>> BEGIN DATA SUPPLIED
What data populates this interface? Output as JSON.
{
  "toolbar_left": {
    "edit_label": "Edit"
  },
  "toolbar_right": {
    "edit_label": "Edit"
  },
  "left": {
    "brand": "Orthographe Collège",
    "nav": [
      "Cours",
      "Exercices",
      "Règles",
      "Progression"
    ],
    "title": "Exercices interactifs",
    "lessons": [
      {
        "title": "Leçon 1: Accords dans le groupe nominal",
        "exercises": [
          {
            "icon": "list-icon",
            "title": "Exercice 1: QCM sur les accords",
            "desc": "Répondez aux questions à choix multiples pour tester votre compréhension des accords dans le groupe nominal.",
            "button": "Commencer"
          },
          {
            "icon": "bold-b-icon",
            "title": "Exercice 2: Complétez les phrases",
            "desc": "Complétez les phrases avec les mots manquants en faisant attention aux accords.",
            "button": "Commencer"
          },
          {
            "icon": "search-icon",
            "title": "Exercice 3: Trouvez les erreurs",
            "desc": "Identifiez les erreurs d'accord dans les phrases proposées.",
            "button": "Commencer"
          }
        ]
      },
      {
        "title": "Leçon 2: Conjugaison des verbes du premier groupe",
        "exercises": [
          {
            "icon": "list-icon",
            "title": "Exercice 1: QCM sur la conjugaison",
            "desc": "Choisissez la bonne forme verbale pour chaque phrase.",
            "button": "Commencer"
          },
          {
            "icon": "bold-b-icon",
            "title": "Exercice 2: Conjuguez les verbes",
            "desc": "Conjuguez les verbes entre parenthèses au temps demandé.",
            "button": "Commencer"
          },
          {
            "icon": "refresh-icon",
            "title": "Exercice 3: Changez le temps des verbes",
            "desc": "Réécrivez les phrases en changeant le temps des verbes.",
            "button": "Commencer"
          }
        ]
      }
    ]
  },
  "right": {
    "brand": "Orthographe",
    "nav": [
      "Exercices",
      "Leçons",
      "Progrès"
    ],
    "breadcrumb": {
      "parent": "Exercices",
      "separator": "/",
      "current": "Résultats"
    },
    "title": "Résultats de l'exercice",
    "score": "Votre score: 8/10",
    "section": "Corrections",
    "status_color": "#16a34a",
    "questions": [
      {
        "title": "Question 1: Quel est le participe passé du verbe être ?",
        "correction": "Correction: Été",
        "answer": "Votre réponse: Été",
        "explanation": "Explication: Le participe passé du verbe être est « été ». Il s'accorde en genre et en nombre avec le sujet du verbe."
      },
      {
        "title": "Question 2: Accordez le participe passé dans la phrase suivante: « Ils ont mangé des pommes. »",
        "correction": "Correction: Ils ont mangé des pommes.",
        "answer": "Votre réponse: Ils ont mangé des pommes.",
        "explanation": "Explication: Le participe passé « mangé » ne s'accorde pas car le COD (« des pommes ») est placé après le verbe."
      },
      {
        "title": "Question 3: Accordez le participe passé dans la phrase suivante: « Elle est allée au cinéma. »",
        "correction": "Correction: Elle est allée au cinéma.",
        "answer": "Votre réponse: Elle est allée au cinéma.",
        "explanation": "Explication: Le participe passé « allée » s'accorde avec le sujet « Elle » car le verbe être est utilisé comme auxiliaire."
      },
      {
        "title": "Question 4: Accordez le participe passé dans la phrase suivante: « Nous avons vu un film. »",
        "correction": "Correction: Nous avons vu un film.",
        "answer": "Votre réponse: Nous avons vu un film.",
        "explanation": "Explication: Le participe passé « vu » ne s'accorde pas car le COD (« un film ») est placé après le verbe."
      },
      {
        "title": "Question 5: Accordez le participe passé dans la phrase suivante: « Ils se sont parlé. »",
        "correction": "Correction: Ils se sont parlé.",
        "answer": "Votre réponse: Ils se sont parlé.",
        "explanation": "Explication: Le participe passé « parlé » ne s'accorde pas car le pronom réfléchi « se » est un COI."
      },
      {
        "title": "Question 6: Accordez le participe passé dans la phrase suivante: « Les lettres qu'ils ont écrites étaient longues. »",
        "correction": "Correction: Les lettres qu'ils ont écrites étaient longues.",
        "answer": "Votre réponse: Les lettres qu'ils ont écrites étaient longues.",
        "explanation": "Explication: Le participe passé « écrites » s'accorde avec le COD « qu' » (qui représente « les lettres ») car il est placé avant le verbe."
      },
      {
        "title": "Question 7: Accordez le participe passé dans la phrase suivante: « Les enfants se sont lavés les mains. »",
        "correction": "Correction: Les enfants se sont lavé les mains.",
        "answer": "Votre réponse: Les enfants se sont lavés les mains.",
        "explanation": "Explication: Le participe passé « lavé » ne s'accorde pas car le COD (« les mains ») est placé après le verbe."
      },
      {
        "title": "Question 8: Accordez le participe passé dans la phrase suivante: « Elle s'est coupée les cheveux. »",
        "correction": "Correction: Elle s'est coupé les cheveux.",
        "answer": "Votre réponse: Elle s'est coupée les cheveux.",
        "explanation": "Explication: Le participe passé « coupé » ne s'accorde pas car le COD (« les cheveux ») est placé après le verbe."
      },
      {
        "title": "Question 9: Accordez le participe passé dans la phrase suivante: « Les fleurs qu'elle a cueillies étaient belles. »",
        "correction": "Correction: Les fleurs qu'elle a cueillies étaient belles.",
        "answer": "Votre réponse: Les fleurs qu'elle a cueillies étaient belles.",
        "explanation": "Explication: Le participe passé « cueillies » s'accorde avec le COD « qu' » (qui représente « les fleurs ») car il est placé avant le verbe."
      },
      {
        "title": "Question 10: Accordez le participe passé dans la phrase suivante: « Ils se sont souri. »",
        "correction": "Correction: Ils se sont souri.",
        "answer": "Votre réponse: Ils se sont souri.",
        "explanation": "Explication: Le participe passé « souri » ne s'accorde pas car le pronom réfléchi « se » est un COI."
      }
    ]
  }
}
>> END DATA SUPPLIED
(EXERCISE DIRECTIONS) Repeat each record exactly. Omit nothing.

(EXERCISE OUTPUT)
What data populates this interface? Output as JSON.
{
  "toolbar_left": {
    "edit_label": "Edit"
  },
  "toolbar_right": {
    "edit_label": "Edit"
  },
  "left": {
    "brand": "Orthographe Collège",
    "nav": [
      "Cours",
      "Exercices",
      "Règles",
      "Progression"
    ],
    "title": "Exercices interactifs",
    "lessons": [
      {
        "title": "Leçon 1: Accords dans le groupe nominal",
        "exercises": [
          {
            "icon": "list-icon",
            "title": "Exercice 1: QCM sur les accords",
            "desc": "Répondez aux questions à choix multiples pour tester votre compréhension des accords dans le groupe nominal.",
            "button": "Commencer"
          },
          {
            "icon": "bold-b-icon",
            "title": "Exercice 2: Complétez les phrases",
            "desc": "Complétez les phrases avec les mots manquants en faisant attention aux accords.",
            "button": "Commencer"
          },
          {
            "icon": "search-icon",
            "title": "Exercice 3: Trouvez les erreurs",
            "desc": "Identifiez les erreurs d'accord dans les phrases proposées.",
            "button": "Commencer"
          }
        ]
      },
      {
        "title": "Leçon 2: Conjugaison des verbes du premier groupe",
        "exercises": [
          {
            "icon": "list-icon",
            "title": "Exercice 1: QCM sur la conjugaison",
            "desc": "Choisissez la bonne forme verbale pour chaque phrase.",
            "button": "Commencer"
          },
          {
            "icon": "bold-b-icon",
            "title": "Exercice 2: Conjuguez les verbes",
            "desc": "Conjuguez les verbes entre parenthèses au temps demandé.",
            "button": "Commencer"
          },
          {
            "icon": "refresh-icon",
            "title": "Exercice 3: Changez le temps des verbes",
            "desc": "Réécrivez les phrases en changeant le temps des verbes.",
            "button": "Commencer"
          }
        ]
      }
    ]
  },
  "right": {
    "brand": "Orthographe",
    "nav": [
      "Exercices",
      "Leçons",
      "Progrès"
    ],
    "breadcrumb": {
      "parent": "Exercices",
      "separator": "/",
      "current": "Résultats"
    },
    "title": "Résultats de l'exercice",
    "score": "Votre score: 8/10",
    "section": "Corrections",
    "status_color": "#16a34a",
    "questions": [
      {
        "title": "Question 1: Quel est le participe passé du verbe être ?",
        "correction": "Correction: Été",
        "answer": "Votre réponse: Été",
        "explanation": "Explication: Le participe passé du verbe être est « été ». Il s'accorde en genre et en nombre avec le sujet du verbe."
      },
      {
        "title": "Question 2: Accordez le participe passé dans la phrase suivante: « Ils ont mangé des pommes. »",
        "correction": "Correction: Ils ont mangé des pommes.",
        "answer": "Votre réponse: Ils ont mangé des pommes.",
        "explanation": "Explication: Le participe passé « mangé » ne s'accorde pas car le COD (« des pommes ») est placé après le verbe."
      },
      {
        "title": "Question 3: Accordez le participe passé dans la phrase suivante: « Elle est allée au cinéma. »",
        "correction": "Correction: Elle est allée au cinéma.",
        "answer": "Votre réponse: Elle est allée au cinéma.",
        "explanation": "Explication: Le participe passé « allée » s'accorde avec le sujet « Elle » car le verbe être est utilisé comme auxiliaire."
      },
      {
        "title": "Question 4: Accordez le participe passé dans la phrase suivante: « Nous avons vu un film. »",
        "correction": "Correction: Nous avons vu un film.",
        "answer": "Votre réponse: Nous avons vu un film.",
        "explanation": "Explication: Le participe passé « vu » ne s'accorde pas car le COD (« un film ») est placé après le verbe."
      },
      {
        "title": "Question 5: Accordez le participe passé dans la phrase suivante: « Ils se sont parlé. »",
        "correction": "Correction: Ils se sont parlé.",
        "answer": "Votre réponse: Ils se sont parlé.",
        "explanation": "Explication: Le participe passé « parlé » ne s'accorde pas car le pronom réfléchi « se » est un COI."
      },
      {
        "title": "Question 6: Accordez le participe passé dans la phrase suivante: « Les lettres qu'ils ont écrites étaient longues. »",
        "correction": "Correction: Les lettres qu'ils ont écrites étaient longues.",
        "answer": "Votre réponse: Les lettres qu'ils ont écrites étaient longues.",
        "explanation": "Explication: Le participe passé « écrites » s'accorde avec le COD « qu' » (qui représente « les lettres ») car il est placé avant le verbe."
      },
      {
        "title": "Question 7: Accordez le participe passé dans la phrase suivante: « Les enfants se sont lavés les mains. »",
        "correction": "Correction: Les enfants se sont lavé les mains.",
        "answer": "Votre réponse: Les enfants se sont lavés les mains.",
        "explanation": "Explication: Le participe passé « lavé » ne s'accorde pas car le COD (« les mains ») est placé après le verbe."
      },
      {
        "title": "Question 8: Accordez le participe passé dans la phrase suivante: « Elle s'est coupée les cheveux. »",
        "correction": "Correction: Elle s'est coupé les cheveux.",
        "answer": "Votre réponse: Elle s'est coupée les cheveux.",
        "explanation": "Explication: Le participe passé « coupé » ne s'accorde pas car le COD (« les cheveux ») est placé après le verbe."
      },
      {
        "title": "Question 9: Accordez le participe passé dans la phrase suivante: « Les fleurs qu'elle a cueillies étaient belles. »",
        "correction": "Correction: Les fleurs qu'elle a cueillies étaient belles.",
        "answer": "Votre réponse: Les fleurs qu'elle a cueillies étaient belles.",
        "explanation": "Explication: Le participe passé « cueillies » s'accorde avec le COD « qu' » (qui représente « les fleurs ») car il est placé avant le verbe."
      },
      {
        "title": "Question 10: Accordez le participe passé dans la phrase suivante: « Ils se sont souri. »",
        "correction": "Correction: Ils se sont souri.",
        "answer": "Votre réponse: Ils se sont souri.",
        "explanation": "Explication: Le participe passé « souri » ne s'accorde pas car le pronom réfléchi « se » est un COI."
      }
    ]
  }
}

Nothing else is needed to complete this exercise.